- **Directions**: In the items, take the lines from the line with "seatbelt-fastened-illustration [494,247,751,421]" up to and including the line with "seatbelt-drawing [495,248,751,421]", and swap "passagers" for "occupants". Return only those lines, with everything else unchanged.

··········

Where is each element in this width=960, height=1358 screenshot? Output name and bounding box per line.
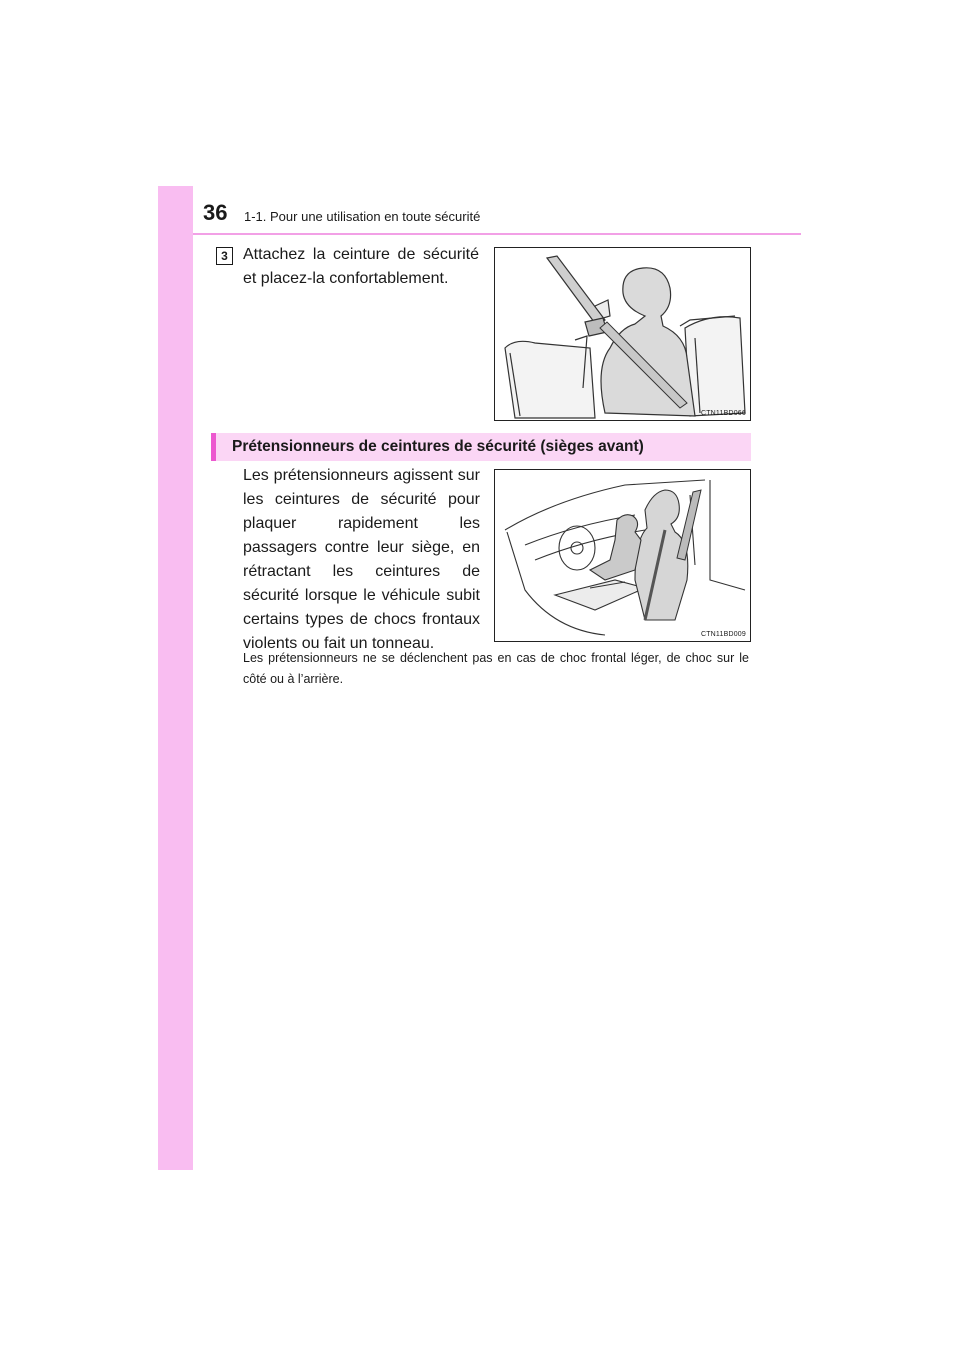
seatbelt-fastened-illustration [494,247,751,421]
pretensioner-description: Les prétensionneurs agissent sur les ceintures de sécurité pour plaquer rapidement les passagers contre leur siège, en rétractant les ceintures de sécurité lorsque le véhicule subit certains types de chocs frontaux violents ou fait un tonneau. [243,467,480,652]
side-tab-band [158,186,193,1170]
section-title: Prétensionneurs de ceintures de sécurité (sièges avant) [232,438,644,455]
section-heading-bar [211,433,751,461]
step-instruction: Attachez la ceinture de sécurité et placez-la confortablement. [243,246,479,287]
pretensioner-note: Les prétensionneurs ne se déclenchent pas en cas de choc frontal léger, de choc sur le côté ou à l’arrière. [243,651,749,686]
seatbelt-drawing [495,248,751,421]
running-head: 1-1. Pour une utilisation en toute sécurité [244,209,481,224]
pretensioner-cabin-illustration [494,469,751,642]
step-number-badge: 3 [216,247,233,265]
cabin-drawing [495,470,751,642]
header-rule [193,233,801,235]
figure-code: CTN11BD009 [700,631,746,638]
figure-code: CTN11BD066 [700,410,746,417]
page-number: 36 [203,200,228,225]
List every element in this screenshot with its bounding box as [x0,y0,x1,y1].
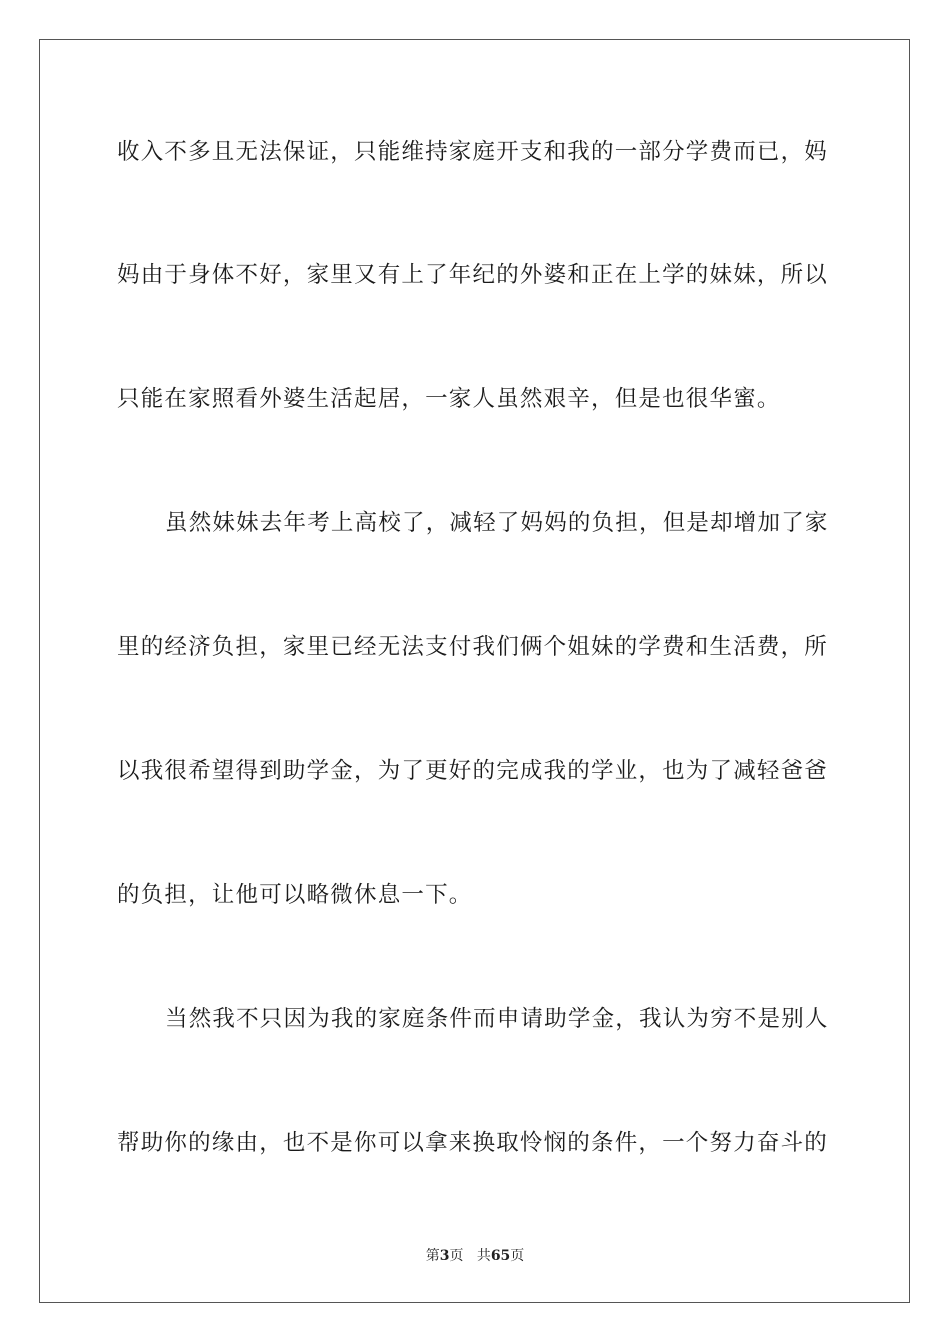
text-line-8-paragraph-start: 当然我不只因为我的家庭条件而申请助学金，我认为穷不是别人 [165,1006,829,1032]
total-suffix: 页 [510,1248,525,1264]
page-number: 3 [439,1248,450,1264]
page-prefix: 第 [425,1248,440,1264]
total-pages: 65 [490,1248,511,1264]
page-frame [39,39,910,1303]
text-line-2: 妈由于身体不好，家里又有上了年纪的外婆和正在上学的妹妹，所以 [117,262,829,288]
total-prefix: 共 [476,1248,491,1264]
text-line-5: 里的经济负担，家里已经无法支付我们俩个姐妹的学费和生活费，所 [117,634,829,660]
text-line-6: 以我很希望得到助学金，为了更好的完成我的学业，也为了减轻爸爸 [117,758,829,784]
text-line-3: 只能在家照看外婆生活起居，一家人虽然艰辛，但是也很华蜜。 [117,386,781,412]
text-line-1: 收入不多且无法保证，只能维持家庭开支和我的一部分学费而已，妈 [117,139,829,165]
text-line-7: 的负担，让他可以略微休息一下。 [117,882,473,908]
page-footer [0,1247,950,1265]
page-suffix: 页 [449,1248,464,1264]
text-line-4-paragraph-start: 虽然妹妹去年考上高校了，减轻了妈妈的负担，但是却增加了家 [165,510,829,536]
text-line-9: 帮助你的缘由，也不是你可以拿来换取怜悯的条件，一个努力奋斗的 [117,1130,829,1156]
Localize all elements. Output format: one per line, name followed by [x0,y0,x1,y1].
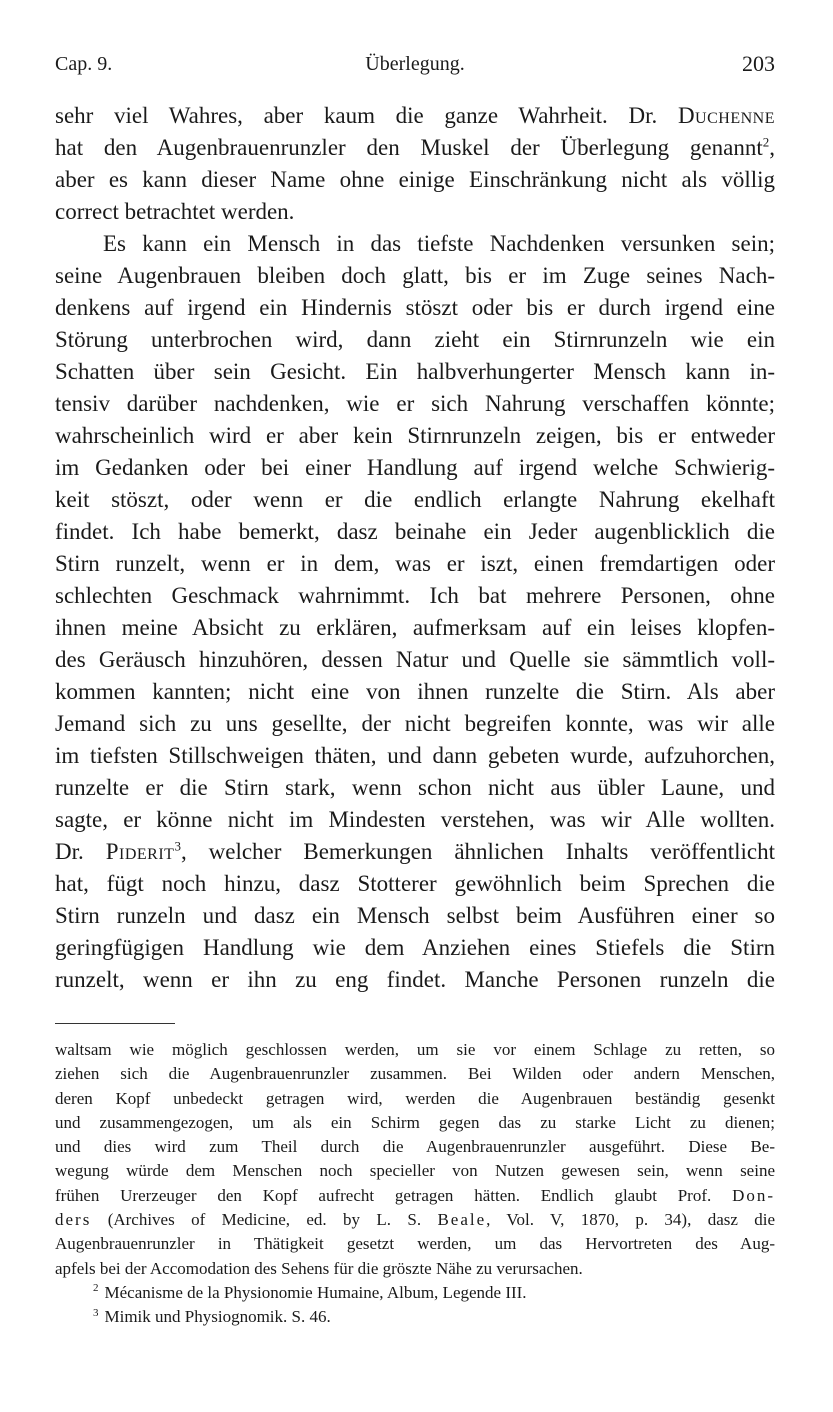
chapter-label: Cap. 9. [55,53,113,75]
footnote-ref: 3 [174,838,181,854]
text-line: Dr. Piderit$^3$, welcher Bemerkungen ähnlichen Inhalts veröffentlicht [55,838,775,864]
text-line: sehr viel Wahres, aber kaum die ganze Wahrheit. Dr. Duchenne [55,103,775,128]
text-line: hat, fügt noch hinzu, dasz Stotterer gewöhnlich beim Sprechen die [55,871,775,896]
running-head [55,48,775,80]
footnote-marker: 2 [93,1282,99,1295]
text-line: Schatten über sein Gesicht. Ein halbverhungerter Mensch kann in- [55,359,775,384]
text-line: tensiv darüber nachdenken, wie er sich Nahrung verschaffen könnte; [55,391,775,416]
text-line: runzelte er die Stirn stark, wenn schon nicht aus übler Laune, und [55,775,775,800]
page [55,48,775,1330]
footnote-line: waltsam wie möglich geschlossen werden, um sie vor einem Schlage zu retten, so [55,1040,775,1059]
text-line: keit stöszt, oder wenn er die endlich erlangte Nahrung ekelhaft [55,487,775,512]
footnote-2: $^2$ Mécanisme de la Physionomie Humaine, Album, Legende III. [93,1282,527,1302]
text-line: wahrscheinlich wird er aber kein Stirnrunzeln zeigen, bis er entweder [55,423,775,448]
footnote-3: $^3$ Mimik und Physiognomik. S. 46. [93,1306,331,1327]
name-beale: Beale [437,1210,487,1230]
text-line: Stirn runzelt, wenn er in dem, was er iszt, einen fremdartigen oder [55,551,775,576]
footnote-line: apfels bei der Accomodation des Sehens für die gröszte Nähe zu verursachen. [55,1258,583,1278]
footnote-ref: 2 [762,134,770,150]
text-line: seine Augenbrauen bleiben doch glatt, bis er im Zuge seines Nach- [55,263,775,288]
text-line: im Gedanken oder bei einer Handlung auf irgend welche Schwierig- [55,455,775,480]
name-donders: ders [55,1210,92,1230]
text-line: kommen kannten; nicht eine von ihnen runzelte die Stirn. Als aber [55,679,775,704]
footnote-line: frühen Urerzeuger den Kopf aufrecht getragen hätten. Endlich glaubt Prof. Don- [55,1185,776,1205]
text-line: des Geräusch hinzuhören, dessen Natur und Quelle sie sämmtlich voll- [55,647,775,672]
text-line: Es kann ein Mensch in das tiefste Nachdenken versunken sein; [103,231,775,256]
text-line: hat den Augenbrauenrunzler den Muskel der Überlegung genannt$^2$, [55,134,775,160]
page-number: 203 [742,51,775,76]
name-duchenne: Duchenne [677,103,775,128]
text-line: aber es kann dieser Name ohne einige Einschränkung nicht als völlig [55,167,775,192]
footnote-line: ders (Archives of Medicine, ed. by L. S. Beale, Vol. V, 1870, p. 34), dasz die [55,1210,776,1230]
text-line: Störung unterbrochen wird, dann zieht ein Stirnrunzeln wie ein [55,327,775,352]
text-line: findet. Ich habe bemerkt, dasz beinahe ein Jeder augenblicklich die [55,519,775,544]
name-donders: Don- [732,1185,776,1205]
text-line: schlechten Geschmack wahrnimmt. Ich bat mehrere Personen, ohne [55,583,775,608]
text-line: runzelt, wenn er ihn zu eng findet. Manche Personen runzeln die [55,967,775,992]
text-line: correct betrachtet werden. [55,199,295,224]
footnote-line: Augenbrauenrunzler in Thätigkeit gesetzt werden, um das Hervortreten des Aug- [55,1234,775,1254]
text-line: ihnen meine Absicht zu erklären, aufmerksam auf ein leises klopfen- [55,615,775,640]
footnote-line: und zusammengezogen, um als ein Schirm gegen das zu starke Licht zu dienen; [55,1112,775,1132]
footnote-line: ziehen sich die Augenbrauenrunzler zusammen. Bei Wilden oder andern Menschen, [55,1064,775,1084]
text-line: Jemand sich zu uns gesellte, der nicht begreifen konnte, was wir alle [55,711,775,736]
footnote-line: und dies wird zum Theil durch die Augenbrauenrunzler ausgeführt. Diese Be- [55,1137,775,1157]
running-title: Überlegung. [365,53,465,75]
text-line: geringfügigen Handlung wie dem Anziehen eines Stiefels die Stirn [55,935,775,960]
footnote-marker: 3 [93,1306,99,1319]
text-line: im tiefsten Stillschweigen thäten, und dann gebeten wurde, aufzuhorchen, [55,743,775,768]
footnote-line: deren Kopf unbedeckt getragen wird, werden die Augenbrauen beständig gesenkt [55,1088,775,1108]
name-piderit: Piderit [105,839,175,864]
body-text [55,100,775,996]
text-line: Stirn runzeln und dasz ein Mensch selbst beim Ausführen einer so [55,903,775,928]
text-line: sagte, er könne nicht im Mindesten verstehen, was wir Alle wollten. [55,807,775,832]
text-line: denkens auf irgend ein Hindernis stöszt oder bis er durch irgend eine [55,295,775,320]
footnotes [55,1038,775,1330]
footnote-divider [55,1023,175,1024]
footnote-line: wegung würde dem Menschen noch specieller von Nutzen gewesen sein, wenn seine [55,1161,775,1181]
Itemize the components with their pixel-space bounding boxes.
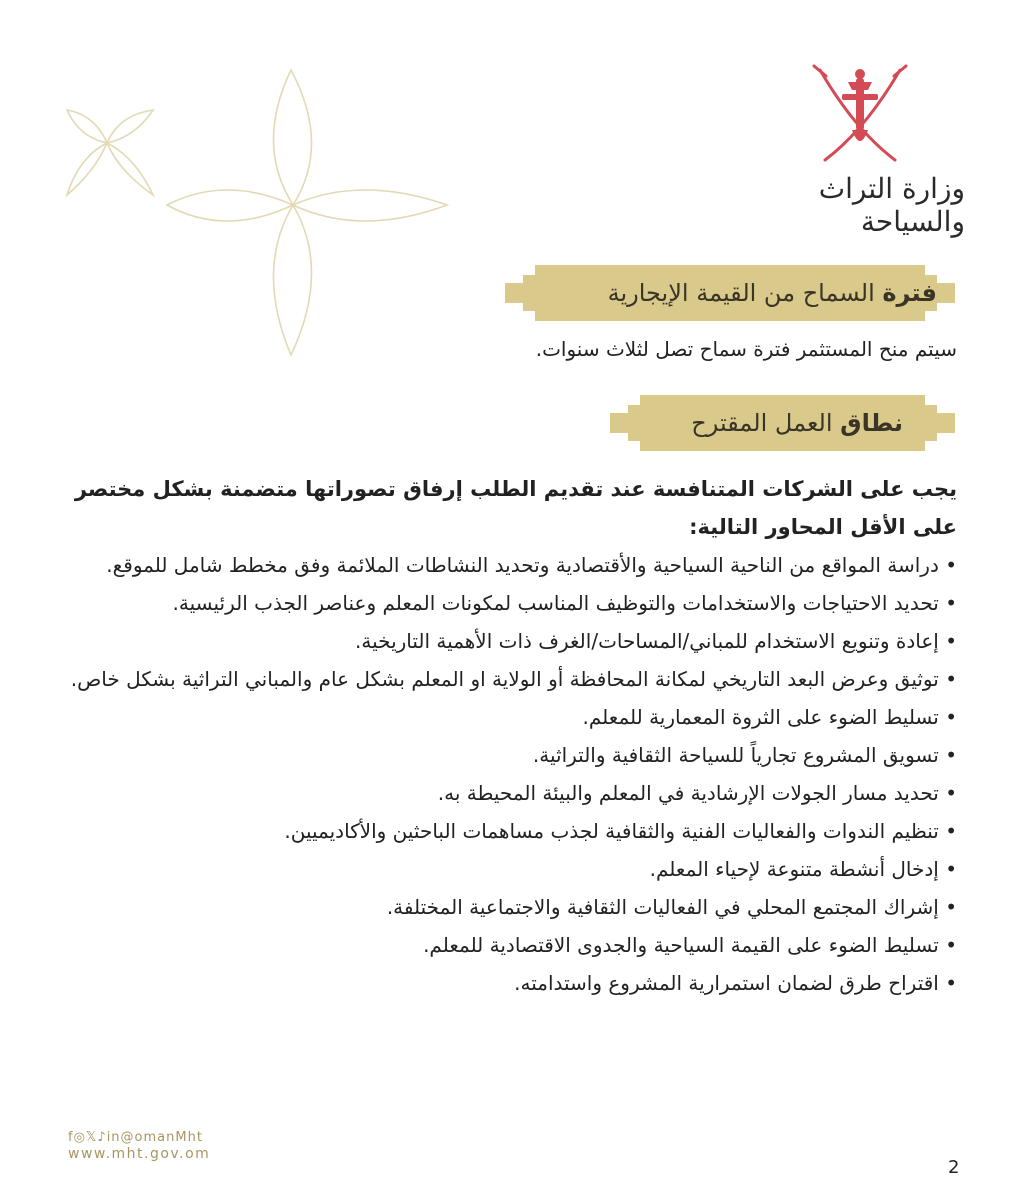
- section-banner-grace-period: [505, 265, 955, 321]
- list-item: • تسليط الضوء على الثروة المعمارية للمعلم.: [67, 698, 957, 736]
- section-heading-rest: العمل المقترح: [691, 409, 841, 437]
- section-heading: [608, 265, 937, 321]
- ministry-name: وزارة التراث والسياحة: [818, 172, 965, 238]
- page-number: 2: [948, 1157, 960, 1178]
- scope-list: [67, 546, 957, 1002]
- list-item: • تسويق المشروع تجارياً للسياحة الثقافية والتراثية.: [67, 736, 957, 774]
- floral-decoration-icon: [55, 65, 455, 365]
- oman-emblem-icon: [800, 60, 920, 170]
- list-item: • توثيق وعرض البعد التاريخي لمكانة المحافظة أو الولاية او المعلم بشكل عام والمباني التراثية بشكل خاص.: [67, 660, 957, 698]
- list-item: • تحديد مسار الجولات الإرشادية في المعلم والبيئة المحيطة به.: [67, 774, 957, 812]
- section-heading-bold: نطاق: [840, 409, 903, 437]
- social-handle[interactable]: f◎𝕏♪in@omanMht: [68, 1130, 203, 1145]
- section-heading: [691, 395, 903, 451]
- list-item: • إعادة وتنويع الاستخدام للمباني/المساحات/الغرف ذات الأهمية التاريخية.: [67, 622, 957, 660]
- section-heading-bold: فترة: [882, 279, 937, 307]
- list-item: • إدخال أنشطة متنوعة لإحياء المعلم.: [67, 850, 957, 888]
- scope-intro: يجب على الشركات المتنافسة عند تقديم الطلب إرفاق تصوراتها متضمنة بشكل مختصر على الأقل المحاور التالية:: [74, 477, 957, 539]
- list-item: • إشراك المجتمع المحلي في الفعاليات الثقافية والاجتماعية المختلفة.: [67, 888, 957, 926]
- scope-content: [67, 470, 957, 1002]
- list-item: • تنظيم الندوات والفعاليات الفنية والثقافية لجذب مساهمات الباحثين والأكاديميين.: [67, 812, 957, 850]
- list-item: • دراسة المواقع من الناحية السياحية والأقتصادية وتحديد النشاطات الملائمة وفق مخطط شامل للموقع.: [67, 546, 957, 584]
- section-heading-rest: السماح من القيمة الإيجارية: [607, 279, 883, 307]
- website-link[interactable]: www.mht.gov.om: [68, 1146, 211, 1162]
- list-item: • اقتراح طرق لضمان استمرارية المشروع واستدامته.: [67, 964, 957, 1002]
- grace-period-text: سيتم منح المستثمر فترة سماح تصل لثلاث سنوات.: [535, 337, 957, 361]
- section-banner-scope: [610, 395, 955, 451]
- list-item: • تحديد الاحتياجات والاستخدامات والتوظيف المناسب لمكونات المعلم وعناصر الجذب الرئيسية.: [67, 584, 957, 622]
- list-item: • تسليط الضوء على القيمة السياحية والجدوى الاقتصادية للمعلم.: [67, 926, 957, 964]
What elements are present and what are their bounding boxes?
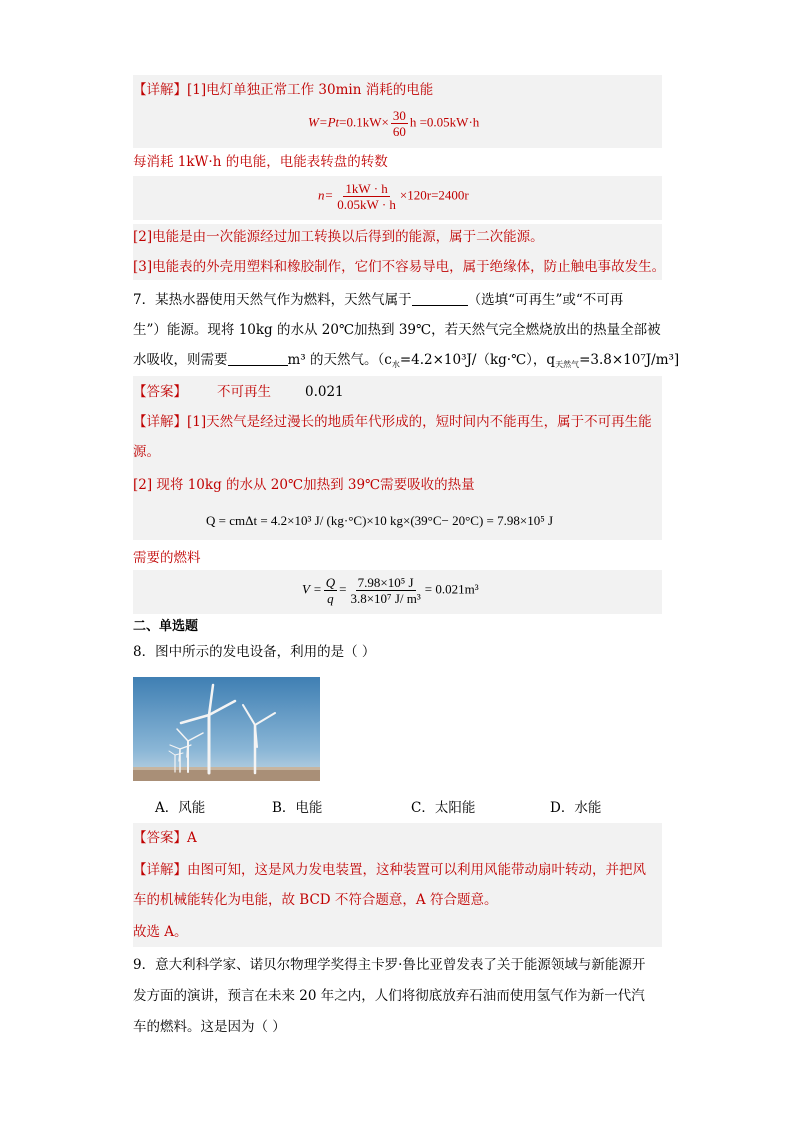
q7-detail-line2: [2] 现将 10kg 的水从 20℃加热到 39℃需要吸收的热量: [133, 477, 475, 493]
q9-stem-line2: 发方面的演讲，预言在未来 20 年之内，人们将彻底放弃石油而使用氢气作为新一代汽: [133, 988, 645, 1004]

··········

- **Completed task**:
seatbelt-fastened-illustration [494,247,751,421]
pretensioner-description: Les prétensionneurs agissent sur les ceintures de sécurité pour plaquer rapidement les occupants contre leur siège, en rétractant les ceintures de sécurité lorsque le véhicule subit certains types de chocs frontaux violents ou fait un tonneau. [243,467,480,652]
side-tab-band [158,186,193,1170]
section-title: Prétensionneurs de ceintures de sécurité (sièges avant) [232,438,644,455]
section-heading-bar [211,433,751,461]
step-instruction: Attachez la ceinture de sécurité et placez-la confortablement. [243,246,479,287]
pretensioner-note: Les prétensionneurs ne se déclenchent pas en cas de choc frontal léger, de choc sur le côté ou à l’arrière. [243,651,749,686]
seatbelt-drawing [495,248,751,421]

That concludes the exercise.